Stated task> Find the string "Breiland" and gather every line that holds it.

-- begin --

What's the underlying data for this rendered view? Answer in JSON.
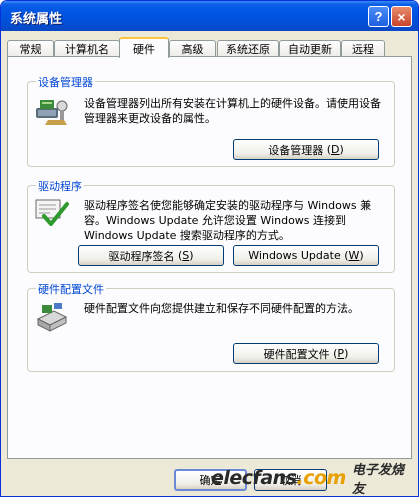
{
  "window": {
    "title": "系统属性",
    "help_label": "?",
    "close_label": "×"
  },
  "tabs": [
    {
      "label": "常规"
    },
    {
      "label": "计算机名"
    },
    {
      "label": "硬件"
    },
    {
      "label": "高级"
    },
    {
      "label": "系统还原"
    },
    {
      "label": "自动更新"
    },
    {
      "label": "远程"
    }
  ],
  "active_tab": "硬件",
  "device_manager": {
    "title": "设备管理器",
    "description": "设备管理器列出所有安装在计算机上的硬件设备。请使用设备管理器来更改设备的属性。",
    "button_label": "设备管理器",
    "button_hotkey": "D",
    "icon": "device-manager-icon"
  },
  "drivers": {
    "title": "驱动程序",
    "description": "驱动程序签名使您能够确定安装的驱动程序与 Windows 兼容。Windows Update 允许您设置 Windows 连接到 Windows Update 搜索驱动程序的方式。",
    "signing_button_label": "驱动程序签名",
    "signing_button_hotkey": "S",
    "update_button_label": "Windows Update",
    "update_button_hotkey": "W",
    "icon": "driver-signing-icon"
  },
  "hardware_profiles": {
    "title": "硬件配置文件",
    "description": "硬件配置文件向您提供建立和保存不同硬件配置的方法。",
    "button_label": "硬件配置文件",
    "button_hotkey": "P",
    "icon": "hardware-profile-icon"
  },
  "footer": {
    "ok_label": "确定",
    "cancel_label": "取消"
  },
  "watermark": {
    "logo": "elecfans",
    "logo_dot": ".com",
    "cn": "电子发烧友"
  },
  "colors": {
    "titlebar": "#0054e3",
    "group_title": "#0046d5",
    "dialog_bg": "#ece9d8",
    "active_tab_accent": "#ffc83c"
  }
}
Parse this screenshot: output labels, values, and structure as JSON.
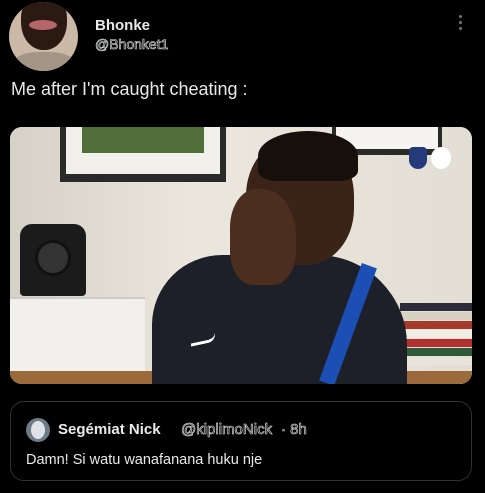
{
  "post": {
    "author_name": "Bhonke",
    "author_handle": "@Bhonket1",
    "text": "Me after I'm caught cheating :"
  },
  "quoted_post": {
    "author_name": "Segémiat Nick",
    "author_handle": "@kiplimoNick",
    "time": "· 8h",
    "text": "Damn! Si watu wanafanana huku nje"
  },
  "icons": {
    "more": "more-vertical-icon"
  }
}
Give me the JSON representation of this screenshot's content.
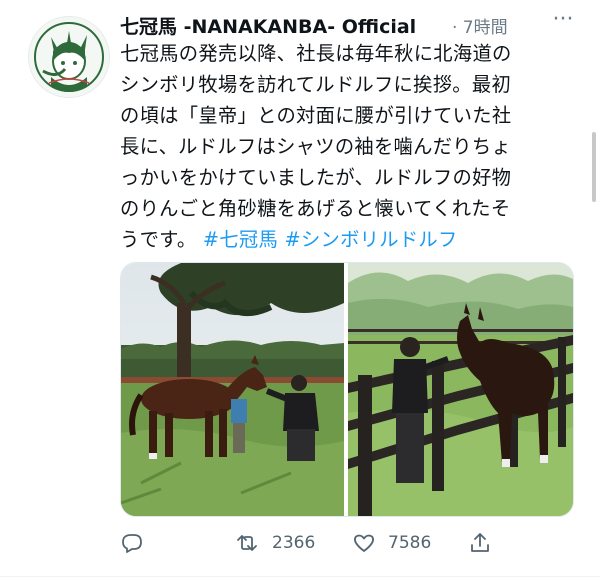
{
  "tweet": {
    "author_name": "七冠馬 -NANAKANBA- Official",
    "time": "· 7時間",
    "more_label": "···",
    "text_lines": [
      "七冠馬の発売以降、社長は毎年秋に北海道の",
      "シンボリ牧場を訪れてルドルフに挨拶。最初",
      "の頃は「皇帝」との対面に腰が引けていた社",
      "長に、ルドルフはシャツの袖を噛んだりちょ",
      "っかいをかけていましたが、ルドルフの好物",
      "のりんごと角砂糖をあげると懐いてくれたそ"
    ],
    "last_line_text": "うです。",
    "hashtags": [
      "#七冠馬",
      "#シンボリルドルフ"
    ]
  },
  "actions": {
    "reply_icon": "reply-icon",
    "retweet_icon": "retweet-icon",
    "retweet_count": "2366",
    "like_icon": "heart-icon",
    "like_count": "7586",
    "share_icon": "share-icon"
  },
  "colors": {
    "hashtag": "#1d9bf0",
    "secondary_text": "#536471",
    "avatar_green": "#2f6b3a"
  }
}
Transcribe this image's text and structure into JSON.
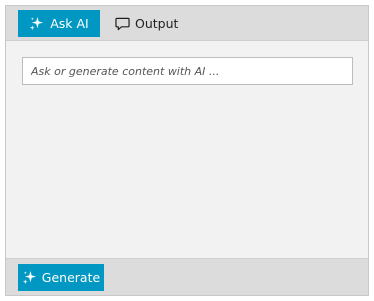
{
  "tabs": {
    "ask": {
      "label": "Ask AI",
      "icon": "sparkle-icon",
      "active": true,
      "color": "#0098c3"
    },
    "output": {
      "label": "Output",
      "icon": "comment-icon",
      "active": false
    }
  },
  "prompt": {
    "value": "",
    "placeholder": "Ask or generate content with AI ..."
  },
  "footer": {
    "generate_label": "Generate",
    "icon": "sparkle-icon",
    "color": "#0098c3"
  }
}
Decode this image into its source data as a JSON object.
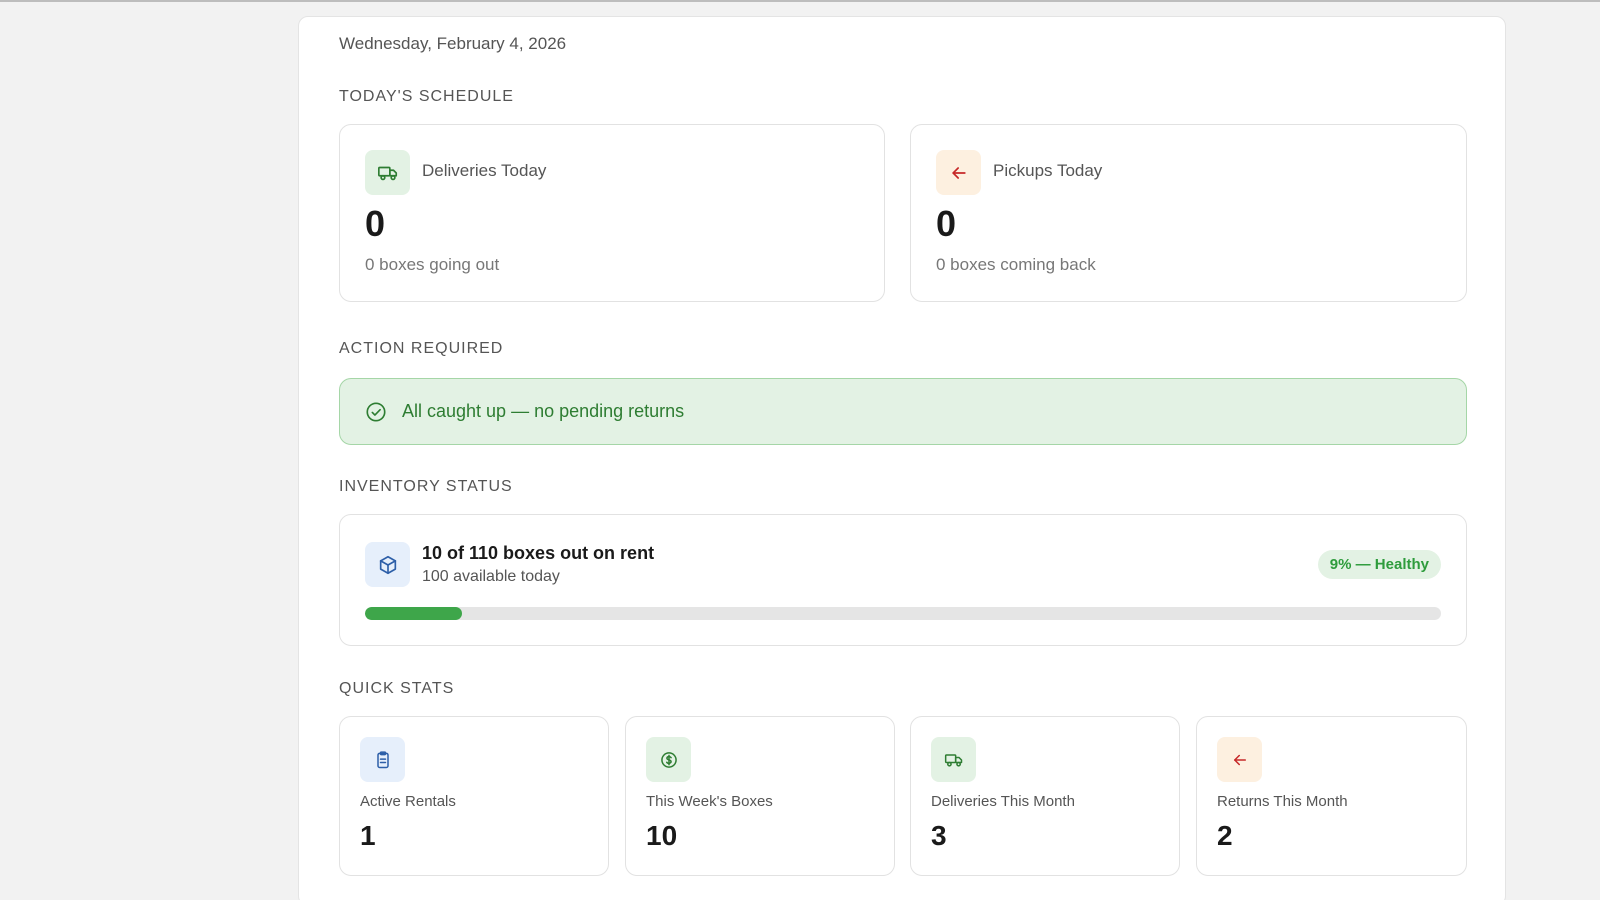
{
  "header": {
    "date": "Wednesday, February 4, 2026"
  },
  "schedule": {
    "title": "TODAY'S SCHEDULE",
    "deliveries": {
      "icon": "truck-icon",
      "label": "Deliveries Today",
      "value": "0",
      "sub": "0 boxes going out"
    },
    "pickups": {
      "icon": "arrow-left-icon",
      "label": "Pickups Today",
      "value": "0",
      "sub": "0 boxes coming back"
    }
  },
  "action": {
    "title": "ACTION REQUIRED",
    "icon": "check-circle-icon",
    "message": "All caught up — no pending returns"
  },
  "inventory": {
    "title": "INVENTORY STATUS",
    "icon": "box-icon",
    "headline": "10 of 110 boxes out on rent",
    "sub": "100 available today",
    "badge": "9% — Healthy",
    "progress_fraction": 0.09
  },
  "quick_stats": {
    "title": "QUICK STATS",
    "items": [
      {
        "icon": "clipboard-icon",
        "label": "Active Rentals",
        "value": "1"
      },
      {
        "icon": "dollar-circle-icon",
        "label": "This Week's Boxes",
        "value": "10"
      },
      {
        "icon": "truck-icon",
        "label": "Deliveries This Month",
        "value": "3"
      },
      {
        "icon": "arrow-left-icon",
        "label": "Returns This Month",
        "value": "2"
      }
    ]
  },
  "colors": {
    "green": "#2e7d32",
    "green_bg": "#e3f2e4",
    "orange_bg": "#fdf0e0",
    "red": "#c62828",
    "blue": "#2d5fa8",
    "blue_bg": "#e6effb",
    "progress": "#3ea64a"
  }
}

-- end --
-- begin --

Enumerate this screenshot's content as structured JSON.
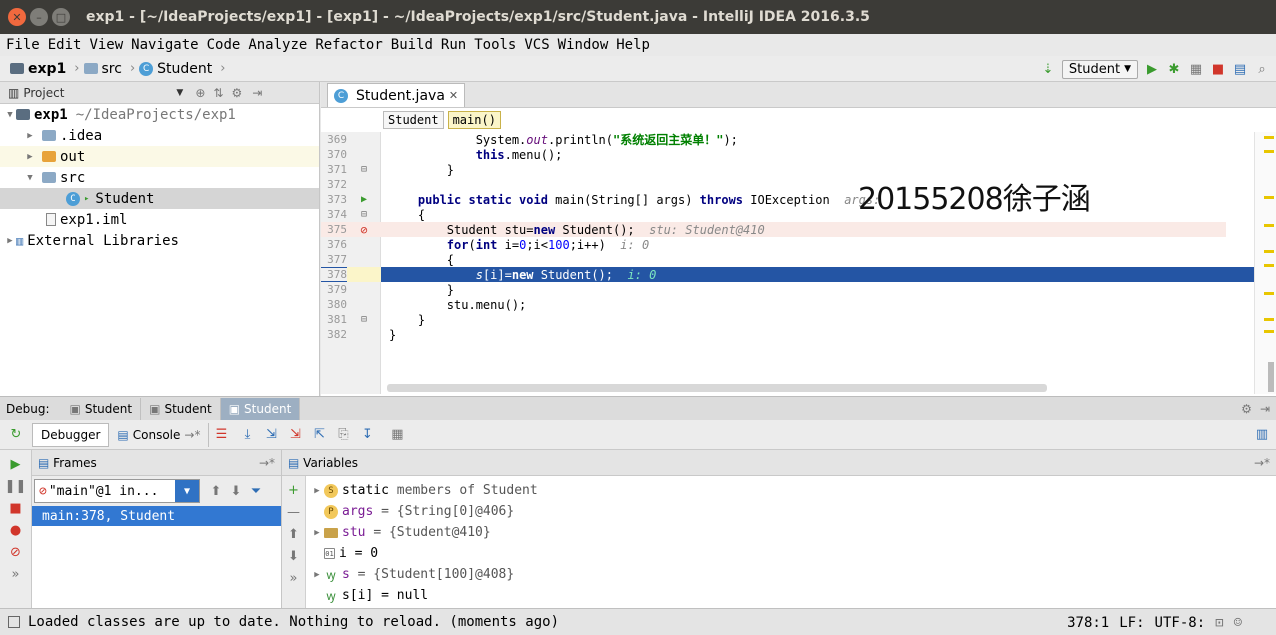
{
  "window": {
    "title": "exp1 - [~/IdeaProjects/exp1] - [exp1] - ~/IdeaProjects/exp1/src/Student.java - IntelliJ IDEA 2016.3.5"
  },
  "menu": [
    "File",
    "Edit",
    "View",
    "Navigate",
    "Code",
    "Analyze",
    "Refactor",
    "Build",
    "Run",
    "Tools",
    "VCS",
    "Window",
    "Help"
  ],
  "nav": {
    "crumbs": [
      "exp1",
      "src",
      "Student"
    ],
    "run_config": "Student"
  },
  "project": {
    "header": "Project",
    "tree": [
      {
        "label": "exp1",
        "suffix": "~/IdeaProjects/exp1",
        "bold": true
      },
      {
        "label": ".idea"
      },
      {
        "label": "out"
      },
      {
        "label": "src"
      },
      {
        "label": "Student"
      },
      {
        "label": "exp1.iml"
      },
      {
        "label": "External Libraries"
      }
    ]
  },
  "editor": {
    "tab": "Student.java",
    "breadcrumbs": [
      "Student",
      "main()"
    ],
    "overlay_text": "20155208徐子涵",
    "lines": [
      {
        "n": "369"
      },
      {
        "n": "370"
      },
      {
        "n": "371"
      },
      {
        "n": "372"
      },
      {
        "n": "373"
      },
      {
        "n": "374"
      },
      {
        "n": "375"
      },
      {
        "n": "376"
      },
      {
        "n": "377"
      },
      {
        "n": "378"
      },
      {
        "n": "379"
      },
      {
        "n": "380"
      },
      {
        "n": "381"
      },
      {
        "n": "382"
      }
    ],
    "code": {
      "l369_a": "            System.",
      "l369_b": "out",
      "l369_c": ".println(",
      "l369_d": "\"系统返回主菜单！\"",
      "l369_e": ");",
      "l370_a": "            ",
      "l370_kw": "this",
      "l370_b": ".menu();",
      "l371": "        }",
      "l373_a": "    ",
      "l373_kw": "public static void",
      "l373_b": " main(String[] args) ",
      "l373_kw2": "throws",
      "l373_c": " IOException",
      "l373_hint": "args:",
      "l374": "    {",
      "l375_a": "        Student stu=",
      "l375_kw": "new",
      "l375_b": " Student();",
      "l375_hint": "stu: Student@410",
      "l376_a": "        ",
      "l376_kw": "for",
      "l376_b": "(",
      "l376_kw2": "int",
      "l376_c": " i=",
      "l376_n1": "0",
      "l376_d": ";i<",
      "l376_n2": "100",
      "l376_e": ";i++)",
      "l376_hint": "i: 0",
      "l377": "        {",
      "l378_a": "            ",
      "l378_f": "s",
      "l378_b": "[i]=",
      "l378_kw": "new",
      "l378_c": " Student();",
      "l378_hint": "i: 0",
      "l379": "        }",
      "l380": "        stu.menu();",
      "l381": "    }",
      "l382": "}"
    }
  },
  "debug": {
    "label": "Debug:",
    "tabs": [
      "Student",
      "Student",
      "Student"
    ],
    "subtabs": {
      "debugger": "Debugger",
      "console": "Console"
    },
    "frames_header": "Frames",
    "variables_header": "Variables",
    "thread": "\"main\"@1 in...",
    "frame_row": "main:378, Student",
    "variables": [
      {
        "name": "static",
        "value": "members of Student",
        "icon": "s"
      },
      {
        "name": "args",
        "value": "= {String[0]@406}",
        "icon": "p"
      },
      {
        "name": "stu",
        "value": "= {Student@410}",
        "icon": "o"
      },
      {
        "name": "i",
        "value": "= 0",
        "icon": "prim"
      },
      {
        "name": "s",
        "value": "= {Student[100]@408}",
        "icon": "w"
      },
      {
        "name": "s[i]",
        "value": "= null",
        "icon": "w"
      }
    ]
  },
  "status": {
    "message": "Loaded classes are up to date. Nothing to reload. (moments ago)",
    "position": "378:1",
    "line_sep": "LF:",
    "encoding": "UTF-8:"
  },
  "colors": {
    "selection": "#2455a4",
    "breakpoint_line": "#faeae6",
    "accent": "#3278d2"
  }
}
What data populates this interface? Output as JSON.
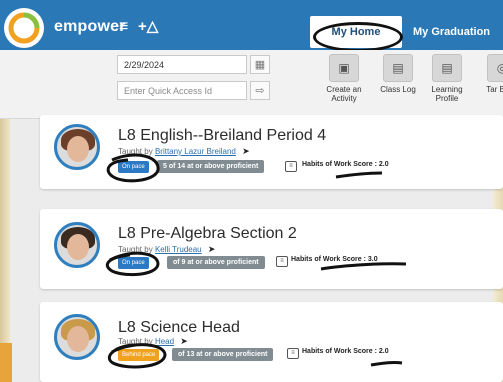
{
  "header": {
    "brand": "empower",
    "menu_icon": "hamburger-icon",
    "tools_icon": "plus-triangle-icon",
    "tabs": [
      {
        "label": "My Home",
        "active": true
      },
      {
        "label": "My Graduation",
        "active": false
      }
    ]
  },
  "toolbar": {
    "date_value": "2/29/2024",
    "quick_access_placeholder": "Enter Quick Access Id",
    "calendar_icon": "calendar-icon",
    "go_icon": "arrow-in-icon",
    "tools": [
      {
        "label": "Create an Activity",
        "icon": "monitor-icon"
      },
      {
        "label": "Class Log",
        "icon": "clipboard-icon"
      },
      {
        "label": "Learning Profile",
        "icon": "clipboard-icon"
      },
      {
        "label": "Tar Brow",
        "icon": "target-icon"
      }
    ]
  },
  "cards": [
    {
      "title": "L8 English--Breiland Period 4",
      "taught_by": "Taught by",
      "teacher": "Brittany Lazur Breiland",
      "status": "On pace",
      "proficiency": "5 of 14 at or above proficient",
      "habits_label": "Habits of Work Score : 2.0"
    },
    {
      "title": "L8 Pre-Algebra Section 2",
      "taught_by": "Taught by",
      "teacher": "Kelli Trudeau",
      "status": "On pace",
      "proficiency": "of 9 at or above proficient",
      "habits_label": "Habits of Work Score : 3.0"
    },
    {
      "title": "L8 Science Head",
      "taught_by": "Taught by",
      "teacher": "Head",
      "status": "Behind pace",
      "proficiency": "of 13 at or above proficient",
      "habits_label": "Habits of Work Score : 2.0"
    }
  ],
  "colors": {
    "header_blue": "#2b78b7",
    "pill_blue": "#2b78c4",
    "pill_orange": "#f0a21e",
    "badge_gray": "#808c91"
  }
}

-- end --

Solution below>
      "title": "L8 English--Breiland Period 4",
      "teacher": "Brittany Lazur Breiland",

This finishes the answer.